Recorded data
:::
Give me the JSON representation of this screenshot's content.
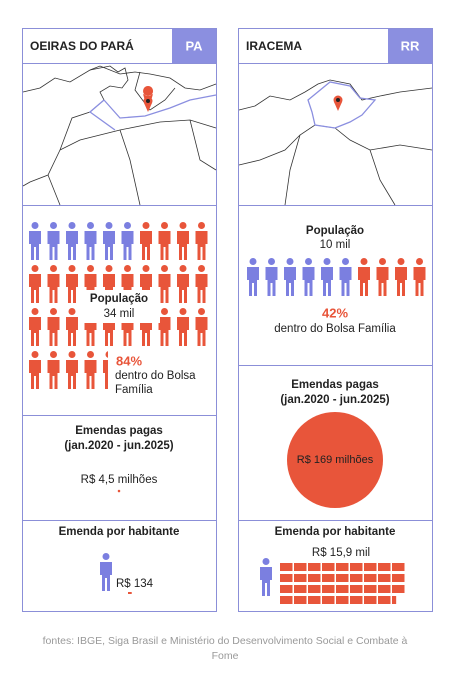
{
  "cards": [
    {
      "name": "OEIRAS DO PARÁ",
      "state": "PA",
      "population_label": "População",
      "population": "34 mil",
      "bolsa": {
        "value": 84,
        "label": "84%",
        "text": "dentro do Bolsa Família"
      },
      "emendas_title": "Emendas pagas",
      "period": "(jan.2020 - jun.2025)",
      "emendas": {
        "value": 4.5,
        "label": "R$ 4,5 milhões"
      },
      "per_hab_title": "Emenda por habitante",
      "per_hab": {
        "value": 134,
        "label": "R$ 134"
      }
    },
    {
      "name": "IRACEMA",
      "state": "RR",
      "population_label": "População",
      "population": "10 mil",
      "bolsa": {
        "value": 42,
        "label": "42%",
        "text": "dentro do Bolsa Família"
      },
      "emendas_title": "Emendas pagas",
      "period": "(jan.2020 - jun.2025)",
      "emendas": {
        "value": 169,
        "label": "R$ 169 milhões"
      },
      "per_hab_title": "Emenda por habitante",
      "per_hab": {
        "value": 15900,
        "label": "R$ 15,9 mil"
      }
    }
  ],
  "footer": "fontes: IBGE, Siga Brasil e Ministério do Desenvolvimento Social e Combate à Fome"
}
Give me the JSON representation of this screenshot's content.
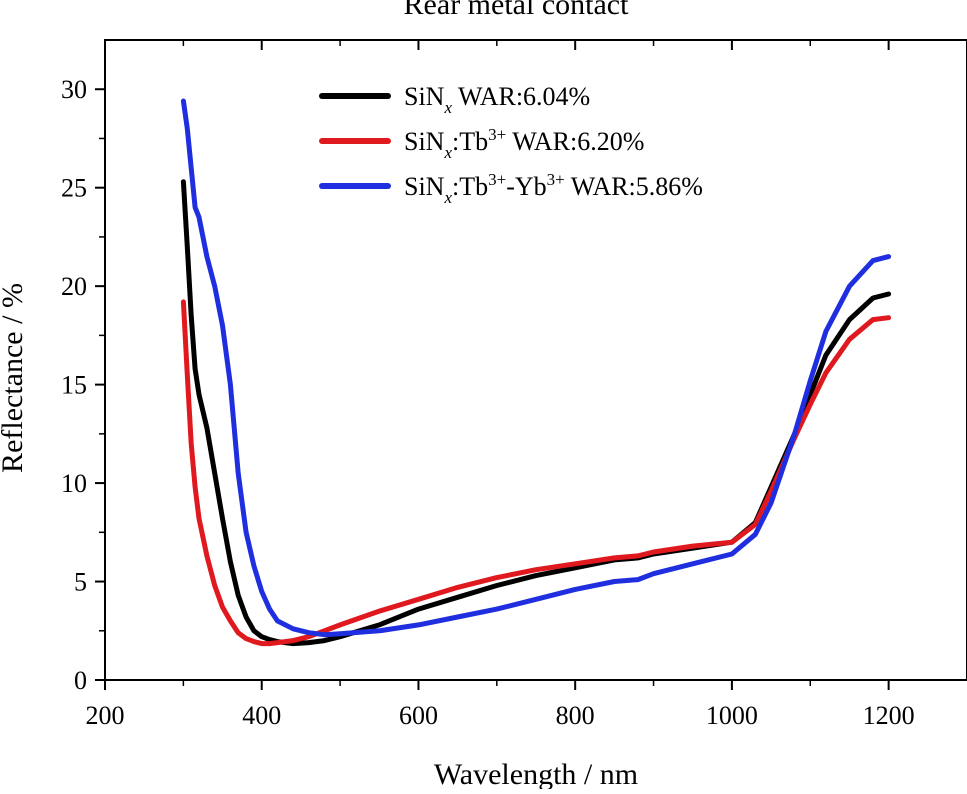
:::
> **Exercise details**: Reproduce every record word for word. The copy must contain no pictures.

> **Answer to the exercise**:
Give me the JSON representation of this screenshot's content.
{
  "cards": [
    {
      "name": "OEIRAS DO PARÁ",
      "state": "PA",
      "population_label": "População",
      "population": "34 mil",
      "bolsa": {
        "value": 84,
        "label": "84%",
        "text": "dentro do Bolsa Família"
      },
      "emendas_title": "Emendas pagas",
      "period": "(jan.2020 - jun.2025)",
      "emendas": {
        "value": 4.5,
        "label": "R$ 4,5 milhões"
      },
      "per_hab_title": "Emenda por habitante",
      "per_hab": {
        "value": 134,
        "label": "R$ 134"
      }
    },
    {
      "name": "IRACEMA",
      "state": "RR",
      "population_label": "População",
      "population": "10 mil",
      "bolsa": {
        "value": 42,
        "label": "42%",
        "text": "dentro do Bolsa Família"
      },
      "emendas_title": "Emendas pagas",
      "period": "(jan.2020 - jun.2025)",
      "emendas": {
        "value": 169,
        "label": "R$ 169 milhões"
      },
      "per_hab_title": "Emenda por habitante",
      "per_hab": {
        "value": 15900,
        "label": "R$ 15,9 mil"
      }
    }
  ],
  "footer": "fontes: IBGE, Siga Brasil e Ministério do Desenvolvimento Social e Combate à Fome"
}
Give me the JSON representation of this screenshot's content.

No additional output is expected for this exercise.